## Required work
Reproduce each line of the material precisely.
-------- Record set
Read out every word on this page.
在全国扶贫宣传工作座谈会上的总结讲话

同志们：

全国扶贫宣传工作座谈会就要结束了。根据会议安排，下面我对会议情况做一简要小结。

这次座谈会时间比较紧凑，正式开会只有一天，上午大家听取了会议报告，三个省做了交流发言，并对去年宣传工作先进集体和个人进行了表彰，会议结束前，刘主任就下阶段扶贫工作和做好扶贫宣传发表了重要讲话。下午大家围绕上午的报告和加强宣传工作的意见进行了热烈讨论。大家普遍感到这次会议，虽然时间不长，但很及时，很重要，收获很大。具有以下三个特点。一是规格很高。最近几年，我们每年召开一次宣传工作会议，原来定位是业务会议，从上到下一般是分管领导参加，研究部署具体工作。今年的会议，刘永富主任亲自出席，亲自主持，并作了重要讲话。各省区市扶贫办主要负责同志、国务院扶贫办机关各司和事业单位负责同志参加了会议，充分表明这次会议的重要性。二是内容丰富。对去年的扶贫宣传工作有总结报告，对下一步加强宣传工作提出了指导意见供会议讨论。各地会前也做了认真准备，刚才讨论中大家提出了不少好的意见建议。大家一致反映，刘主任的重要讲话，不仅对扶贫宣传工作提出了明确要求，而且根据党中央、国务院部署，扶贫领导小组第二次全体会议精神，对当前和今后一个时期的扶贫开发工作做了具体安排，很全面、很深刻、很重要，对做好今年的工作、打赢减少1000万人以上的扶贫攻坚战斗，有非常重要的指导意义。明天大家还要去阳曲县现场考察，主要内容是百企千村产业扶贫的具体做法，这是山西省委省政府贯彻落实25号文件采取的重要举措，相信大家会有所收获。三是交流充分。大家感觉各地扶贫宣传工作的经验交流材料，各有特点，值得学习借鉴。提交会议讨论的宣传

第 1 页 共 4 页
----------------
## In response
Read out every word on this page.
在全国扶贫宣传工作座谈会上的总结讲话

同志们：

全国扶贫宣传工作座谈会就要结束了。根据会议安排，下面我对会议情况做一简要小结。

这次座谈会时间比较紧凑，正式开会只有一天，上午大家听取了会议报告，三个省做了交流发言，并对去年宣传工作先进集体和个人进行了表彰，会议结束前，刘主任就下阶段扶贫工作和做好扶贫宣传发表了重要讲话。下午大家围绕上午的报告和加强宣传工作的意见进行了热烈讨论。大家普遍感到这次会议，虽然时间不长，但很及时，很重要，收获很大。具有以下三个特点。一是规格很高。最近几年，我们每年召开一次宣传工作会议，原来定位是业务会议，从上到下一般是分管领导参加，研究部署具体工作。今年的会议，刘永富主任亲自出席，亲自主持，并作了重要讲话。各省区市扶贫办主要负责同志、国务院扶贫办机关各司和事业单位负责同志参加了会议，充分表明这次会议的重要性。二是内容丰富。对去年的扶贫宣传工作有总结报告，对下一步加强宣传工作提出了指导意见供会议讨论。各地会前也做了认真准备，刚才讨论中大家提出了不少好的意见建议。大家一致反映，刘主任的重要讲话，不仅对扶贫宣传工作提出了明确要求，而且根据党中央、国务院部署，扶贫领导小组第二次全体会议精神，对当前和今后一个时期的扶贫开发工作做了具体安排，很全面、很深刻、很重要，对做好今年的工作、打赢减少1000万人以上的扶贫攻坚战斗，有非常重要的指导意义。明天大家还要去阳曲县现场考察，主要内容是百企千村产业扶贫的具体做法，这是山西省委省政府贯彻落实25号文件采取的重要举措，相信大家会有所收获。三是交流充分。大家感觉各地扶贫宣传工作的经验交流材料，各有特点，值得学习借鉴。提交会议讨论的宣传

第 1 页 共 4 页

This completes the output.